Compito breve: Modifica l'elenco sostituendo ogni occorrenza di "psf-point" con "psf-marker" e lasciando invariato tutto il resto. Riportalo per intero senza le immagini.

Dati per l'esercizio:
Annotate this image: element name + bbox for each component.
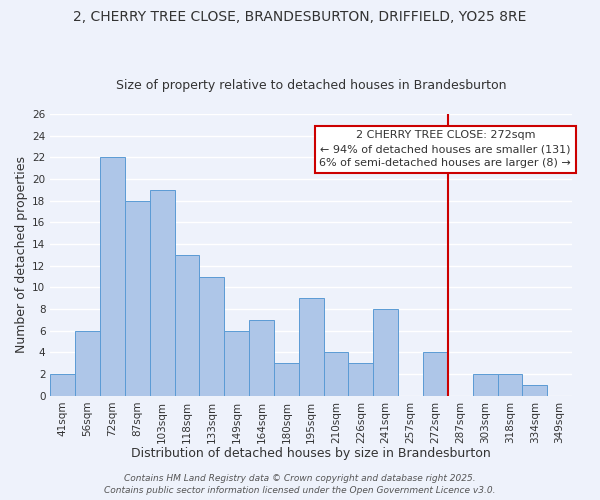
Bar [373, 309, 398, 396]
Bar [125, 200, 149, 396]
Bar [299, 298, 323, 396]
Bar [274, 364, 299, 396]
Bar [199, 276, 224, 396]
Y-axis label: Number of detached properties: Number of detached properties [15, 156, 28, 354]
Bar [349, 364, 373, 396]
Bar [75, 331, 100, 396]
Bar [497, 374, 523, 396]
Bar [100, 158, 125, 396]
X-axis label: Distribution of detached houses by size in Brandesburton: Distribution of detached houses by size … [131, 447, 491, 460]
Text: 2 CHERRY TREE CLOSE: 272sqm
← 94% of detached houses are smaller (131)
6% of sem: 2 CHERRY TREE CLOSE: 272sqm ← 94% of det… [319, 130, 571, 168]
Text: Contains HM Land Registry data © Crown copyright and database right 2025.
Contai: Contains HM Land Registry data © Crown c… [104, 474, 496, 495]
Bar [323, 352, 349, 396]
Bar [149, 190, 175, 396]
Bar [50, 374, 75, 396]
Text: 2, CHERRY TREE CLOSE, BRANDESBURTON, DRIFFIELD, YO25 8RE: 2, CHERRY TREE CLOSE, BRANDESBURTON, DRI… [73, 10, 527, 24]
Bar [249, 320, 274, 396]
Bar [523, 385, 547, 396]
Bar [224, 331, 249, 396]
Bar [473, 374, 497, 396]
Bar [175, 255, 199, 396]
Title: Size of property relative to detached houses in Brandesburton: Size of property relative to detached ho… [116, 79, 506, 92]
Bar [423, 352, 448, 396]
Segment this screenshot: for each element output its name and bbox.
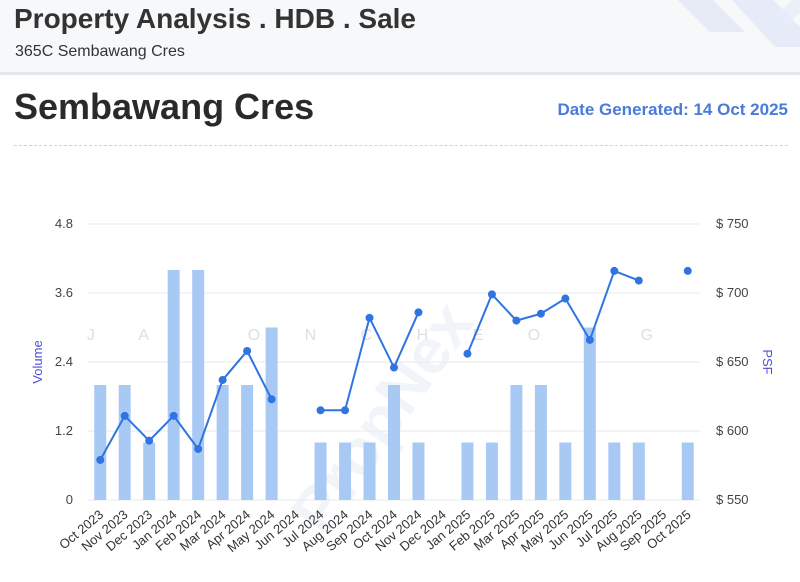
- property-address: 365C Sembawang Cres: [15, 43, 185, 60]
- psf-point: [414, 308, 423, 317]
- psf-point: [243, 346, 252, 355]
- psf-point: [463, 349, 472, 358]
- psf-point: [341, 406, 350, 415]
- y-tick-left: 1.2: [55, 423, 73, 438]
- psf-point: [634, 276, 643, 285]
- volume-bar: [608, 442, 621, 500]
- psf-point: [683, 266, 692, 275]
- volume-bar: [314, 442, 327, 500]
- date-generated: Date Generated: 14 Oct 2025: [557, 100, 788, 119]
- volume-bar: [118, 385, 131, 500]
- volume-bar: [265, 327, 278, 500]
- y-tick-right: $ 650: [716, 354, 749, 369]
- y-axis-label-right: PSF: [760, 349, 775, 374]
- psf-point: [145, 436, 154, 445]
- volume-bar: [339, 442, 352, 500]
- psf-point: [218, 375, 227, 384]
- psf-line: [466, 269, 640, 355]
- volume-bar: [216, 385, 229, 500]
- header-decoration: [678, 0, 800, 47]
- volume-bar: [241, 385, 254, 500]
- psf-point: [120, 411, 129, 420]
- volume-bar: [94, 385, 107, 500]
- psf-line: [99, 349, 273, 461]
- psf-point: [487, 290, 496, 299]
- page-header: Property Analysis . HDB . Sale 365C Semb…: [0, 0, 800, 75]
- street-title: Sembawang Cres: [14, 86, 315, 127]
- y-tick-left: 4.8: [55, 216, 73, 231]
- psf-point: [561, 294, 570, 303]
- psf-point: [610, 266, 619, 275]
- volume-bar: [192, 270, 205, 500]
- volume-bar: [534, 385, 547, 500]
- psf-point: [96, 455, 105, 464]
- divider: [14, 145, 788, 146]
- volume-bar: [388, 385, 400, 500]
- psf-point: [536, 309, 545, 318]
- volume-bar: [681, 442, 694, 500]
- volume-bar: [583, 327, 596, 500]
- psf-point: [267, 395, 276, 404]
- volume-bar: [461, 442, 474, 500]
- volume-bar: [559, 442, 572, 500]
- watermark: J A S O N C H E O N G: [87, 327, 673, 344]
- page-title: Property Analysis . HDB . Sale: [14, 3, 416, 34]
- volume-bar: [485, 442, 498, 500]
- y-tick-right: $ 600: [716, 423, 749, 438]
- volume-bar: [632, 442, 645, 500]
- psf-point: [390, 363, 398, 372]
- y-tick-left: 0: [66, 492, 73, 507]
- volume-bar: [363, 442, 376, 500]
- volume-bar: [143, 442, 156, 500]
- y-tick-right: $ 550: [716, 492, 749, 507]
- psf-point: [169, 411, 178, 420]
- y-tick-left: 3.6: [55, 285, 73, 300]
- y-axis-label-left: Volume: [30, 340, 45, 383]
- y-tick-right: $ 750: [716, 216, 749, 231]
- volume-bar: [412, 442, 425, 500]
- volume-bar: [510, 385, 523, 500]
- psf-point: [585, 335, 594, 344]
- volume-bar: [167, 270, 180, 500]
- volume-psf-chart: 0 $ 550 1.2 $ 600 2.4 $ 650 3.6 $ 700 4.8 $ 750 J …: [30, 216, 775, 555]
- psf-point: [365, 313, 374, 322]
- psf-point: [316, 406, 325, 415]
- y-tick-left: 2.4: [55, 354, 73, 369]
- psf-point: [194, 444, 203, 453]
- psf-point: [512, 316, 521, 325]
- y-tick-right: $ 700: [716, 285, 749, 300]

Risultato dell'esercizio:
Annotate this image: element name + bbox for each component.
Bar [373, 309, 398, 396]
Bar [125, 200, 149, 396]
Bar [299, 298, 323, 396]
Bar [274, 364, 299, 396]
Bar [199, 276, 224, 396]
Y-axis label: Number of detached properties: Number of detached properties [15, 156, 28, 354]
Bar [349, 364, 373, 396]
Bar [75, 331, 100, 396]
Bar [497, 374, 523, 396]
Bar [100, 158, 125, 396]
X-axis label: Distribution of detached houses by size in Brandesburton: Distribution of detached houses by size … [131, 447, 491, 460]
Text: 2 CHERRY TREE CLOSE: 272sqm
← 94% of detached houses are smaller (131)
6% of sem: 2 CHERRY TREE CLOSE: 272sqm ← 94% of det… [319, 130, 571, 168]
Text: Contains HM Land Registry data © Crown copyright and database right 2025.
Contai: Contains HM Land Registry data © Crown c… [104, 474, 496, 495]
Bar [323, 352, 349, 396]
Bar [149, 190, 175, 396]
Bar [50, 374, 75, 396]
Text: 2, CHERRY TREE CLOSE, BRANDESBURTON, DRIFFIELD, YO25 8RE: 2, CHERRY TREE CLOSE, BRANDESBURTON, DRI… [73, 10, 527, 24]
Bar [249, 320, 274, 396]
Bar [523, 385, 547, 396]
Bar [224, 331, 249, 396]
Bar [473, 374, 497, 396]
Bar [175, 255, 199, 396]
Title: Size of property relative to detached houses in Brandesburton: Size of property relative to detached ho… [116, 79, 506, 92]
Bar [423, 352, 448, 396]
Segment this screenshot: for each element output its name and bbox.
- property-address: 365C Sembawang Cres: [15, 43, 185, 60]
- psf-marker: [414, 308, 423, 317]
- psf-marker: [243, 346, 252, 355]
- psf-marker: [463, 349, 472, 358]
- psf-marker: [341, 406, 350, 415]
- y-tick-left: 1.2: [55, 423, 73, 438]
- psf-marker: [634, 276, 643, 285]
- volume-bar: [608, 442, 621, 500]
- psf-marker: [683, 266, 692, 275]
- volume-bar: [314, 442, 327, 500]
- date-generated: Date Generated: 14 Oct 2025: [557, 100, 788, 119]
- volume-bar: [118, 385, 131, 500]
- volume-bar: [265, 327, 278, 500]
- y-tick-right: $ 650: [716, 354, 749, 369]
- y-axis-label-right: PSF: [760, 349, 775, 374]
- psf-marker: [145, 436, 154, 445]
- volume-bar: [339, 442, 352, 500]
- psf-marker: [218, 375, 227, 384]
- psf-line: [466, 269, 640, 355]
- volume-bar: [216, 385, 229, 500]
- header-decoration: [678, 0, 800, 47]
- volume-bar: [241, 385, 254, 500]
- psf-marker: [120, 411, 129, 420]
- volume-bar: [94, 385, 107, 500]
- psf-line: [99, 349, 273, 461]
- psf-marker: [487, 290, 496, 299]
- page-header: Property Analysis . HDB . Sale 365C Semb…: [0, 0, 800, 75]
- street-title: Sembawang Cres: [14, 86, 315, 127]
- y-tick-left: 4.8: [55, 216, 73, 231]
- psf-marker: [561, 294, 570, 303]
- psf-marker: [610, 266, 619, 275]
- volume-bar: [192, 270, 205, 500]
- volume-bar: [534, 385, 547, 500]
- psf-marker: [96, 455, 105, 464]
- divider: [14, 145, 788, 146]
- volume-bar: [388, 385, 400, 500]
- psf-marker: [536, 309, 545, 318]
- volume-bar: [681, 442, 694, 500]
- volume-bar: [583, 327, 596, 500]
- psf-marker: [267, 395, 276, 404]
- volume-bar: [461, 442, 474, 500]
- volume-bar: [559, 442, 572, 500]
- watermark: J A S O N C H E O N G: [87, 327, 673, 344]
- page-title: Property Analysis . HDB . Sale: [14, 3, 416, 34]
- volume-bar: [485, 442, 498, 500]
- y-tick-right: $ 600: [716, 423, 749, 438]
- volume-bar: [632, 442, 645, 500]
- psf-marker: [390, 363, 398, 372]
- y-tick-left: 0: [66, 492, 73, 507]
- volume-bar: [363, 442, 376, 500]
- volume-bar: [143, 442, 156, 500]
- y-tick-right: $ 550: [716, 492, 749, 507]
- psf-marker: [169, 411, 178, 420]
- y-tick-left: 3.6: [55, 285, 73, 300]
- y-axis-label-left: Volume: [30, 340, 45, 383]
- y-tick-right: $ 750: [716, 216, 749, 231]
- volume-bar: [412, 442, 425, 500]
- volume-bar: [510, 385, 523, 500]
- psf-marker: [585, 335, 594, 344]
- volume-bar: [167, 270, 180, 500]
- volume-psf-chart: 0 $ 550 1.2 $ 600 2.4 $ 650 3.6 $ 700 4.8 $ 750 J …: [30, 216, 775, 555]
- psf-marker: [365, 313, 374, 322]
- psf-marker: [316, 406, 325, 415]
- y-tick-left: 2.4: [55, 354, 73, 369]
- psf-marker: [194, 444, 203, 453]
- psf-marker: [512, 316, 521, 325]
- y-tick-right: $ 700: [716, 285, 749, 300]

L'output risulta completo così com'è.